## Request
Write out the entries from the line with "where is each" up to and including the line with "col-header-C: C [190, 90, 235, 123]", substituting "total-cell" for "sum-cell" and keeping everything else the same. Return only those lines.

## Exercise data
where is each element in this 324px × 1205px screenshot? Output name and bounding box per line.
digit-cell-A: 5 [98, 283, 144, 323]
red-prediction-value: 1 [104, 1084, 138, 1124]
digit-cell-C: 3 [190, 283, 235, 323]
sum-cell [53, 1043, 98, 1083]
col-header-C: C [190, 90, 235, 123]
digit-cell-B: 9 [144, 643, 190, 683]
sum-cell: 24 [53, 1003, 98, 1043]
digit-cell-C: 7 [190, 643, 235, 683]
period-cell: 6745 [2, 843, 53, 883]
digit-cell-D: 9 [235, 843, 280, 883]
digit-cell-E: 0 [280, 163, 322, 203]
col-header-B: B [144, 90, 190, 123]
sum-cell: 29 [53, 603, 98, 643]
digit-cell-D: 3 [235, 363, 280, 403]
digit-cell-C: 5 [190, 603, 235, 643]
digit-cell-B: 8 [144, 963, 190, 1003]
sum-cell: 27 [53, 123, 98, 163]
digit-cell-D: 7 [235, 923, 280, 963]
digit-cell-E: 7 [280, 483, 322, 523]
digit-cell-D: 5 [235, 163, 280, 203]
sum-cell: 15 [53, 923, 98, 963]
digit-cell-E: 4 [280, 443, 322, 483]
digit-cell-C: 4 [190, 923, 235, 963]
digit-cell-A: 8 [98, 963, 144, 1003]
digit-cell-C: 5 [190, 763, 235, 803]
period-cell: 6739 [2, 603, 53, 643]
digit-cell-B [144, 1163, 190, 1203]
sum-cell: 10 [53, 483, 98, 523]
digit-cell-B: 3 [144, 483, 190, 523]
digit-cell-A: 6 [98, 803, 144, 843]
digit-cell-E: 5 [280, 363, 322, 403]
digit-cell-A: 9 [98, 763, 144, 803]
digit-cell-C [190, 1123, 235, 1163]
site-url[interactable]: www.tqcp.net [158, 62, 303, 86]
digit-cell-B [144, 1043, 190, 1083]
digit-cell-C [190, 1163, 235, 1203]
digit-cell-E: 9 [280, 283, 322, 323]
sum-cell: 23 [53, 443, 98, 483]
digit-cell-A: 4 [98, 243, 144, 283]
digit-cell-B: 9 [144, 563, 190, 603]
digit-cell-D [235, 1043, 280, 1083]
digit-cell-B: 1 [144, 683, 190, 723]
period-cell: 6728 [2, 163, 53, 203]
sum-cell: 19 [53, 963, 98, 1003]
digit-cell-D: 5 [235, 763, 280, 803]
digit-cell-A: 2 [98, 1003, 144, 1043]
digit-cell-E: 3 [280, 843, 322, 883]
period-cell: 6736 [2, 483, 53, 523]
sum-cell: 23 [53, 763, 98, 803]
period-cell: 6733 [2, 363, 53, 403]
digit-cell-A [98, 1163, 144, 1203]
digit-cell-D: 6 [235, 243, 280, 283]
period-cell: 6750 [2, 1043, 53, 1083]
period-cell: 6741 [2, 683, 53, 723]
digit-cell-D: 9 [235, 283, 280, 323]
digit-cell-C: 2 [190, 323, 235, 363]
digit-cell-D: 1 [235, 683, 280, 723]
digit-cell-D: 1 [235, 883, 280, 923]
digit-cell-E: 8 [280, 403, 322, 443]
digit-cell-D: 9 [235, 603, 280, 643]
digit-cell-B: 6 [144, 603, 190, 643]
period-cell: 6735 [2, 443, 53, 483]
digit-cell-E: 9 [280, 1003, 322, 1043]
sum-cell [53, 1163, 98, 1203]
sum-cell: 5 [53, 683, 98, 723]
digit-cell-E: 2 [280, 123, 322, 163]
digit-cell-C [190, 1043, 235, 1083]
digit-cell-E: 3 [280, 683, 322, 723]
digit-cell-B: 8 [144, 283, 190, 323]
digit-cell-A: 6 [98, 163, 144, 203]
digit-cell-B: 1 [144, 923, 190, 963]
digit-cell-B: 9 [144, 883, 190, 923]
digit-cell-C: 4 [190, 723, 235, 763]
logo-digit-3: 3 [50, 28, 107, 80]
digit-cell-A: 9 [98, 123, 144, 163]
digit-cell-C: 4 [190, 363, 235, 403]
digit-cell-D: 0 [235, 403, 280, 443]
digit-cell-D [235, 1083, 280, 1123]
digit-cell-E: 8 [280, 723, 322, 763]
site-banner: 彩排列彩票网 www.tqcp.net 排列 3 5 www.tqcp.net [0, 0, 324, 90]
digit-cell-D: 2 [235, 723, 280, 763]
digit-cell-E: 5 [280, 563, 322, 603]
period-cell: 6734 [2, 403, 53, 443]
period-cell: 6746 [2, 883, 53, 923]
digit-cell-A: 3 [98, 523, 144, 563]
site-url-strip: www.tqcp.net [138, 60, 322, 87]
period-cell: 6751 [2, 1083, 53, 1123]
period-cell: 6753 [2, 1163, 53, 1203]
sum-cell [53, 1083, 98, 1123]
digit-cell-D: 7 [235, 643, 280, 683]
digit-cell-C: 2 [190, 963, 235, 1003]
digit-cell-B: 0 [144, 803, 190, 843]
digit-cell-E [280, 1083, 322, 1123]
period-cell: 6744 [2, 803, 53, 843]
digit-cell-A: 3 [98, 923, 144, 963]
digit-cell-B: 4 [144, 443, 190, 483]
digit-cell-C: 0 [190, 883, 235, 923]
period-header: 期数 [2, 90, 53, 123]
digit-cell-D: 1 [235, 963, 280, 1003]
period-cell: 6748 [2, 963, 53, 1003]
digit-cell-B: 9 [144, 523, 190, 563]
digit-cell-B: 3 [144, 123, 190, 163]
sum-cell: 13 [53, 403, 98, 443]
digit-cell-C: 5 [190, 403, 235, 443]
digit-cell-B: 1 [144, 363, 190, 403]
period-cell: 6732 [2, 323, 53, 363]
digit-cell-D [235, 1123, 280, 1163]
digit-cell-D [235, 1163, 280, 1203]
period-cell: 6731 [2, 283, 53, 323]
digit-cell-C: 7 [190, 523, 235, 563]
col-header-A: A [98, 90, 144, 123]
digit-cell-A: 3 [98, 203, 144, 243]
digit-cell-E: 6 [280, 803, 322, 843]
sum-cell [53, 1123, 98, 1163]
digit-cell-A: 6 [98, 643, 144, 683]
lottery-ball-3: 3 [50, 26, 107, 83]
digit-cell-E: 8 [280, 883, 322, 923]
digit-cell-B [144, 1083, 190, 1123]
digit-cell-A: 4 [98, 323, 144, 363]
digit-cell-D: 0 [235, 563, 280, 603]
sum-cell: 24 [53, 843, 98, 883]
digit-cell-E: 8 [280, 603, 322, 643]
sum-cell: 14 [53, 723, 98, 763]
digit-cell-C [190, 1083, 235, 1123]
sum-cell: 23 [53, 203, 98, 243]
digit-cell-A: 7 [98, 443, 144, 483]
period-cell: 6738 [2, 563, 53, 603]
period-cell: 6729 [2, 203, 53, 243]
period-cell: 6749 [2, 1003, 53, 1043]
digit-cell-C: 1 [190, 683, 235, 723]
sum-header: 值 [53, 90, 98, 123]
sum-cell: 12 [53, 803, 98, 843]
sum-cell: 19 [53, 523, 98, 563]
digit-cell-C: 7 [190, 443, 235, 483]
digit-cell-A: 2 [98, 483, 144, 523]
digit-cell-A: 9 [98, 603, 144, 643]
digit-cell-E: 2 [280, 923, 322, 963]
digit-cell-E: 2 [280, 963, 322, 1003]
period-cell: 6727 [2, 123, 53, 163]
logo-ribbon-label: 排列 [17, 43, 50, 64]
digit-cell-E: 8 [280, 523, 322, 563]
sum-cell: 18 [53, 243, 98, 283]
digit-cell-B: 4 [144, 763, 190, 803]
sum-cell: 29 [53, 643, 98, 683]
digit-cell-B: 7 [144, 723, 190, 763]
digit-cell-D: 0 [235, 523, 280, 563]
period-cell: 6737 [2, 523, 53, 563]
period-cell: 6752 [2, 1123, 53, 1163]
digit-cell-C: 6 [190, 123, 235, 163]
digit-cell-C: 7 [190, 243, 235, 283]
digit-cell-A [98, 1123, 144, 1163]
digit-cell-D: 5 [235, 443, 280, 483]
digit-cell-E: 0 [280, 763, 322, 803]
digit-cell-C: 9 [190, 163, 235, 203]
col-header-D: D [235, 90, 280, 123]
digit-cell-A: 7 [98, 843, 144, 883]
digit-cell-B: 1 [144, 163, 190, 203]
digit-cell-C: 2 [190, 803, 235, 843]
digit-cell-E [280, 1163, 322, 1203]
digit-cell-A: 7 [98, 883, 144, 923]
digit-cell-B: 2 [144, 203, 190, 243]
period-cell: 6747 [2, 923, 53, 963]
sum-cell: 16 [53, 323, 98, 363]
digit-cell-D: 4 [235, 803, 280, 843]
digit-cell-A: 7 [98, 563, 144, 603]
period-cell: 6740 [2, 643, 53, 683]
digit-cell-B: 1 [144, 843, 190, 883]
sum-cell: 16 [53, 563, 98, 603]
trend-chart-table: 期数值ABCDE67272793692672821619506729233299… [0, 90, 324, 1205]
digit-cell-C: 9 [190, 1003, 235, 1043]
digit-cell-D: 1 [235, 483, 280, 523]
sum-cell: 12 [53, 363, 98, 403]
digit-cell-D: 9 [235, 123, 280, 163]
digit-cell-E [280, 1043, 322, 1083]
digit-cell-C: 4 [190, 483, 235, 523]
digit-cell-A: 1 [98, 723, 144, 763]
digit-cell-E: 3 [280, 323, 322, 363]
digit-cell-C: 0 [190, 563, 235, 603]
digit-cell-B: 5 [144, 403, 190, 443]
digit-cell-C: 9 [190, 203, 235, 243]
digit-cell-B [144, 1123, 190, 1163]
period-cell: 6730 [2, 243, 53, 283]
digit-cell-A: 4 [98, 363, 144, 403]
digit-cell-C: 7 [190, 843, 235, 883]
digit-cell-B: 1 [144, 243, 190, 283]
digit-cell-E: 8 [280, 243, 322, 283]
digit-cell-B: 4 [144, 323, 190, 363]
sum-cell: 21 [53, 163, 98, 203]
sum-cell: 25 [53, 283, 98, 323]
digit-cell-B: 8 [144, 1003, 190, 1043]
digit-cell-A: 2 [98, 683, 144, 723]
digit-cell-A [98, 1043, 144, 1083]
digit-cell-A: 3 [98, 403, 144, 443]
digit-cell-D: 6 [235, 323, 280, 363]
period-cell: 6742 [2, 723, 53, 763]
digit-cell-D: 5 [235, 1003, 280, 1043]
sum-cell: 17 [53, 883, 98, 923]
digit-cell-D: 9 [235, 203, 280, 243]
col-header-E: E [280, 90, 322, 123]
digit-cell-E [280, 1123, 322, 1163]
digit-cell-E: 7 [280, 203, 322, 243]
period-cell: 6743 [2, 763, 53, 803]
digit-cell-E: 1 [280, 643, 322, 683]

* * *

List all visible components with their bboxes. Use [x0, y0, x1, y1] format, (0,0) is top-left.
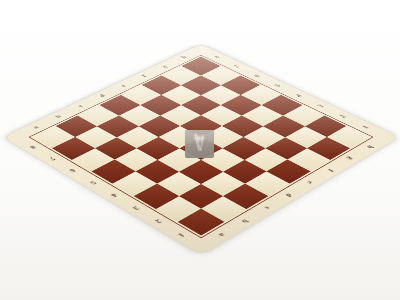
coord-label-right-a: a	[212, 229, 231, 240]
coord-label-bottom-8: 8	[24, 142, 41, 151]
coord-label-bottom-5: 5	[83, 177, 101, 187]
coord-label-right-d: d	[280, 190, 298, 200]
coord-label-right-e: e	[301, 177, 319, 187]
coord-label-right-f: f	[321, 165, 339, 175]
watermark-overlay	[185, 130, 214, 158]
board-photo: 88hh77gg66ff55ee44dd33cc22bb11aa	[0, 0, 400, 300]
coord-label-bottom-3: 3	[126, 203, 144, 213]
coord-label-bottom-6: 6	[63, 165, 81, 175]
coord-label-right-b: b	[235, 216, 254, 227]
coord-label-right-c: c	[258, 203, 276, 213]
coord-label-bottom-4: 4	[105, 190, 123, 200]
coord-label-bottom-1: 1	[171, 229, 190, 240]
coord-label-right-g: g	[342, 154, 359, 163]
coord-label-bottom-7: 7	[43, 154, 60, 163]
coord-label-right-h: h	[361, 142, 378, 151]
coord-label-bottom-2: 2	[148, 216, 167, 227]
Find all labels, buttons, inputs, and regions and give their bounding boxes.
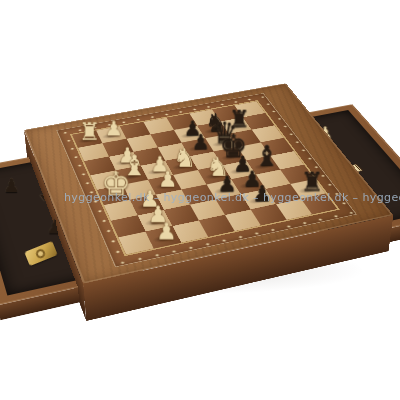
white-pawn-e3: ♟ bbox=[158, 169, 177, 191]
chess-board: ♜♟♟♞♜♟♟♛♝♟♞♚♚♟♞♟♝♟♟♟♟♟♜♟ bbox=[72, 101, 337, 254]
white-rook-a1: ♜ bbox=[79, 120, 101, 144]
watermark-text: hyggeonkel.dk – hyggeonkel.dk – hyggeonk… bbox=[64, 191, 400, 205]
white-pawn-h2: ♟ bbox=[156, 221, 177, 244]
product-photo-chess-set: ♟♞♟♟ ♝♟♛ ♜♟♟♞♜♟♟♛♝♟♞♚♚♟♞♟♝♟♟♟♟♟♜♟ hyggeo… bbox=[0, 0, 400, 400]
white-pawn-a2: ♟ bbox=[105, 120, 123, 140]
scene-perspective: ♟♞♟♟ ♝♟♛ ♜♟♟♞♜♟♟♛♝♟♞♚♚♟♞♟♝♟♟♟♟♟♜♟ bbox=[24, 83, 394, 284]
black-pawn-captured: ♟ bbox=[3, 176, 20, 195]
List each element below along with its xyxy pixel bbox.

## Result of the exercise
where is each element in this 324px × 1205px screenshot? Output name and bounding box per line.
digit-cell-A: 5 [98, 283, 144, 323]
red-prediction-value: 1 [104, 1084, 138, 1124]
digit-cell-C: 3 [190, 283, 235, 323]
total-cell [53, 1043, 98, 1083]
col-header-C: C [190, 90, 235, 123]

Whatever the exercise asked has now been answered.